Records contained in a dataset
----------------------------------------

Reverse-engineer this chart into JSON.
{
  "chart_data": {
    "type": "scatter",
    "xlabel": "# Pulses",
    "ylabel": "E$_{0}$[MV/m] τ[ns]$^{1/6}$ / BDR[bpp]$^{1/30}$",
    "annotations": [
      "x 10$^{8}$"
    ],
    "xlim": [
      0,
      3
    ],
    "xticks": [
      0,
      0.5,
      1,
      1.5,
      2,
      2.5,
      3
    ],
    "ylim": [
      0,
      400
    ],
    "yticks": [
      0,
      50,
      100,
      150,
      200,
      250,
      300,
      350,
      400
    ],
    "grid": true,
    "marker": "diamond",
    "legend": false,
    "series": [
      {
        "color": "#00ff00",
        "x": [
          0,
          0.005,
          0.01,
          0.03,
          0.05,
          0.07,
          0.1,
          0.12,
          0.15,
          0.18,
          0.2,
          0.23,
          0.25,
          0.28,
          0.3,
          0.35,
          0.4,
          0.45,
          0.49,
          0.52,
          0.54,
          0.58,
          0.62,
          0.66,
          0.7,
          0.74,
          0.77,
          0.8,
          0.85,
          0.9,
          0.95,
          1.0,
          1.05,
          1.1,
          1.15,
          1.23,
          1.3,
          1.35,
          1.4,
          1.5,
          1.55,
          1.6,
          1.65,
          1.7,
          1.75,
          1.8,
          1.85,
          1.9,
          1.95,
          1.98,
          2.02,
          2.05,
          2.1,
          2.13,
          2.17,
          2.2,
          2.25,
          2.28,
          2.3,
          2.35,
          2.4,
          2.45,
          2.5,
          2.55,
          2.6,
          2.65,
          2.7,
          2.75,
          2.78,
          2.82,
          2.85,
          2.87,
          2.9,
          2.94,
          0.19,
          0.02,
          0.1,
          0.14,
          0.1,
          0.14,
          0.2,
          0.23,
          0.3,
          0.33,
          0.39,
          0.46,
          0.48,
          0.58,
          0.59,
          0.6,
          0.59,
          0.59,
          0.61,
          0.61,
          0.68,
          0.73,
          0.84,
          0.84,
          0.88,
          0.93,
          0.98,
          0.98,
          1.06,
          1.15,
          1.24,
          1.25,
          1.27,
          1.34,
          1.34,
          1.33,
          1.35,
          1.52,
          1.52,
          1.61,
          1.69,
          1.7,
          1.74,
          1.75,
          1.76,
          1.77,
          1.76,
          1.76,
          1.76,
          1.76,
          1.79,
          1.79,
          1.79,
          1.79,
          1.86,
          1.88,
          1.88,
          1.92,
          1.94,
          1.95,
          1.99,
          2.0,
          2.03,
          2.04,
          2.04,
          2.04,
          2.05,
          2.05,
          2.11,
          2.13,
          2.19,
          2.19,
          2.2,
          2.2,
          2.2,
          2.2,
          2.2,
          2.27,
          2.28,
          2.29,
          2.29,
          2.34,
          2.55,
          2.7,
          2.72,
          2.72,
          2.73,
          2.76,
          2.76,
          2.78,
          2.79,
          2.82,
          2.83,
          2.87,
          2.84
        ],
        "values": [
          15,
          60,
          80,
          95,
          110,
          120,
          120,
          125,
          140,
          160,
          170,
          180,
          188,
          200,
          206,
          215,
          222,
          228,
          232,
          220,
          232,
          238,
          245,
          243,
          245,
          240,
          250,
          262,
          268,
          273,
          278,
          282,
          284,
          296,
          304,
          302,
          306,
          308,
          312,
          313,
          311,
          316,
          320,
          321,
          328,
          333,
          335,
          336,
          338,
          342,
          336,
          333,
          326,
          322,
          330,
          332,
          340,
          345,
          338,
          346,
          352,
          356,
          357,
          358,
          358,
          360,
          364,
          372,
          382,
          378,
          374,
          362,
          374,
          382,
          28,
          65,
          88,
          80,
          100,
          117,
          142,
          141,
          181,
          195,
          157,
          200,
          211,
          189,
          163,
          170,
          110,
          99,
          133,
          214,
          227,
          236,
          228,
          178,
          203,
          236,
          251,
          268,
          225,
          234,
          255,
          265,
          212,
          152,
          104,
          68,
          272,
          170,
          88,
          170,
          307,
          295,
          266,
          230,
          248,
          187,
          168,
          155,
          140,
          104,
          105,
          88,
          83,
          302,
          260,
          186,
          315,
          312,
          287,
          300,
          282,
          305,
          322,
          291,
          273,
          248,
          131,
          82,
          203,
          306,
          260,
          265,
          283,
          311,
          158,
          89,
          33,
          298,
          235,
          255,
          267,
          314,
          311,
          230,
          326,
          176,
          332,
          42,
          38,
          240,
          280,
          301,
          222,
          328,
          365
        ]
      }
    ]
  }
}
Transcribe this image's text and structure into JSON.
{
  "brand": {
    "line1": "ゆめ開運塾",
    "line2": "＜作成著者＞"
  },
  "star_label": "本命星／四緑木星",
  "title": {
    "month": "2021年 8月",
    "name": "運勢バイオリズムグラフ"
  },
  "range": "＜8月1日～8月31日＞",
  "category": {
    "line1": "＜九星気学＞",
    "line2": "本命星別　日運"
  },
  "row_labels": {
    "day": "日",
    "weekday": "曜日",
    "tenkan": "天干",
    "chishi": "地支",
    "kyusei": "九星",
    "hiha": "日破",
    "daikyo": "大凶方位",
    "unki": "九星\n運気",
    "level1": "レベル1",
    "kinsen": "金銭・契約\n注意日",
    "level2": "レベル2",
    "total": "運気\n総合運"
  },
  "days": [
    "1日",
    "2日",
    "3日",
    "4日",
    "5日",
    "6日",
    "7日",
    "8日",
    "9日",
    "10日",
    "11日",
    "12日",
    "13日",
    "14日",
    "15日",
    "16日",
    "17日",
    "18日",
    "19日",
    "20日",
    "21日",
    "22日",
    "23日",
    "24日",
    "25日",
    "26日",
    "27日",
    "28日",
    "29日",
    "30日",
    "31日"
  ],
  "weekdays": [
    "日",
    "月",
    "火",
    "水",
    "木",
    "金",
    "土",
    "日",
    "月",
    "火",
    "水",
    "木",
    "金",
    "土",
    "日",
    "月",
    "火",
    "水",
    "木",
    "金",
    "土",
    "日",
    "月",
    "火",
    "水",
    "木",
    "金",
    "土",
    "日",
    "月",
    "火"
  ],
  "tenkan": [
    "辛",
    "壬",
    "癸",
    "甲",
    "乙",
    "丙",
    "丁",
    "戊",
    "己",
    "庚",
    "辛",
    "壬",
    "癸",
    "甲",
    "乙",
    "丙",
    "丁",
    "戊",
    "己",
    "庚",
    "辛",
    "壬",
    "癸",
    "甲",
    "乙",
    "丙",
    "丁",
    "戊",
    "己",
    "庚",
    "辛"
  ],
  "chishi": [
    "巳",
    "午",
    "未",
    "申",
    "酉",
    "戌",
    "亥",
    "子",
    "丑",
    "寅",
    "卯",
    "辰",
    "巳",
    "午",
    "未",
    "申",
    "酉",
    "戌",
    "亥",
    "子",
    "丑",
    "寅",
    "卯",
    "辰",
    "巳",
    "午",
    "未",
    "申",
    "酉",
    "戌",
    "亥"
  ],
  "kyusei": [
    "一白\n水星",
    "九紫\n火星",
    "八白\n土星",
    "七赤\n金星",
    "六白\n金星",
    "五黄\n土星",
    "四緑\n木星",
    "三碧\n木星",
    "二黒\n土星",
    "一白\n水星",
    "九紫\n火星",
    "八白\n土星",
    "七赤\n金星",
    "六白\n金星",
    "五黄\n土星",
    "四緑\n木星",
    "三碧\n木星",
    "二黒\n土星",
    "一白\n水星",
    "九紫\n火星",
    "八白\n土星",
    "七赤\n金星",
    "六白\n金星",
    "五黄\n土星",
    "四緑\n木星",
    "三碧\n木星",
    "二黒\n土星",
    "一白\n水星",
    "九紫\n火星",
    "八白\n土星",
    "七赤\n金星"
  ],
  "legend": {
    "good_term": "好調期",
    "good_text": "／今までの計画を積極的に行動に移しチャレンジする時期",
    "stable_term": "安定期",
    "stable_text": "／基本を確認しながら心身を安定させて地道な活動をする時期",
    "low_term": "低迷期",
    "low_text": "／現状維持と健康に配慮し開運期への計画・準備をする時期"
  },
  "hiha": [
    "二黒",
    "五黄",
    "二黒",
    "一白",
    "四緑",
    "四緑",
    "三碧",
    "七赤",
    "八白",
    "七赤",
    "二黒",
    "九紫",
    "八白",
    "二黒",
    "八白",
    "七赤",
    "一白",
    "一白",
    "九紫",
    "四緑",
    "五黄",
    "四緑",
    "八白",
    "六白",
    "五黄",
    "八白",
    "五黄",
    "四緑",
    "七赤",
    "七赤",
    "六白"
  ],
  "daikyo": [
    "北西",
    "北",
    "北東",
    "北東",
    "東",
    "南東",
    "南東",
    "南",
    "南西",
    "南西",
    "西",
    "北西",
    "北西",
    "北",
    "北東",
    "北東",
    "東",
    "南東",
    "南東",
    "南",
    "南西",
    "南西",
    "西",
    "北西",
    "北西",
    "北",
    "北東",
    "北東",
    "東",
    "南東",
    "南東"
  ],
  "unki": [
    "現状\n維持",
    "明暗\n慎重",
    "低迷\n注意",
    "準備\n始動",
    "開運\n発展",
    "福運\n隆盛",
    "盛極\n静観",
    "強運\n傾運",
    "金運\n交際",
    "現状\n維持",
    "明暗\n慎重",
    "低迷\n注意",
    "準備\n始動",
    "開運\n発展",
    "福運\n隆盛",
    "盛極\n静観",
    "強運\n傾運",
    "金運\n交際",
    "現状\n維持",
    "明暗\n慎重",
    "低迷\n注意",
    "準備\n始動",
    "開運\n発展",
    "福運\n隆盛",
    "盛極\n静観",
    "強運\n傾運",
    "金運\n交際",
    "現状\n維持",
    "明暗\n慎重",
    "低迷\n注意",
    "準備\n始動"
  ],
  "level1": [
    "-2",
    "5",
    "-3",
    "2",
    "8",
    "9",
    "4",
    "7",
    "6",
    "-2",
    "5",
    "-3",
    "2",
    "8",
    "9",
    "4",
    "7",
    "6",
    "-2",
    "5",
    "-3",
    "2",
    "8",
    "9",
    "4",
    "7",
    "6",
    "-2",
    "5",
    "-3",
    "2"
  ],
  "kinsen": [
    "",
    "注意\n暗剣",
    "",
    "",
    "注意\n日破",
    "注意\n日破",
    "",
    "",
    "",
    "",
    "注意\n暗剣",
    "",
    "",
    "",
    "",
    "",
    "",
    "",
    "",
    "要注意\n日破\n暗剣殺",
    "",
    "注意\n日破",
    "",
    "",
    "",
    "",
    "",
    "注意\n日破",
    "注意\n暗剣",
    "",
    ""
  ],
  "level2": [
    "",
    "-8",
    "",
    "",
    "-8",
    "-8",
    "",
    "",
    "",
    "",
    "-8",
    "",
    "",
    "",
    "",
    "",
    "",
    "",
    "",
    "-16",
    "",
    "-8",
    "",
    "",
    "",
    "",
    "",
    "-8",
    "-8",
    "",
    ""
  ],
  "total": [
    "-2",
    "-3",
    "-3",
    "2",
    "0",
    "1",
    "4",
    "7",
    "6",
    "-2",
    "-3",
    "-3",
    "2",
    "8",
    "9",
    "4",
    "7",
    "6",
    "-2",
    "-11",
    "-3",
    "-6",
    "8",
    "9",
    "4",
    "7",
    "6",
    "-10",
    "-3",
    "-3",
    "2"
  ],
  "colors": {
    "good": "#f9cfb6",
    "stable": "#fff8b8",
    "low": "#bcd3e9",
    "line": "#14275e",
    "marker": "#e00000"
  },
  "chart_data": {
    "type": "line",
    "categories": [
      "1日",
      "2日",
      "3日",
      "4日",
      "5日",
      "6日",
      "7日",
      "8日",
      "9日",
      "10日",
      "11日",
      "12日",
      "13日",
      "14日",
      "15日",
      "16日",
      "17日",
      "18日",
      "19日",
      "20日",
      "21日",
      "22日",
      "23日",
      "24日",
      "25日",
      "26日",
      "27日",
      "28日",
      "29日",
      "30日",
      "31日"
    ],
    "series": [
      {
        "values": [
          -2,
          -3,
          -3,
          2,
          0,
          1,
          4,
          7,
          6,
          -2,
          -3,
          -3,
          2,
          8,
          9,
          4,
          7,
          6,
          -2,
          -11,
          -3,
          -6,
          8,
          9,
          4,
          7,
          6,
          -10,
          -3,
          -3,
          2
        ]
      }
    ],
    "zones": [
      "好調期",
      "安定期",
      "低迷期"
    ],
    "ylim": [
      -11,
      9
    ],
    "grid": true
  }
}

----------------------------------------

Brief -> Return, from the data, each line that has the word "into" in it.

Task response ->
Reverse-engineer this chart into JSON.
Transcribe this image's text and structure into JSON.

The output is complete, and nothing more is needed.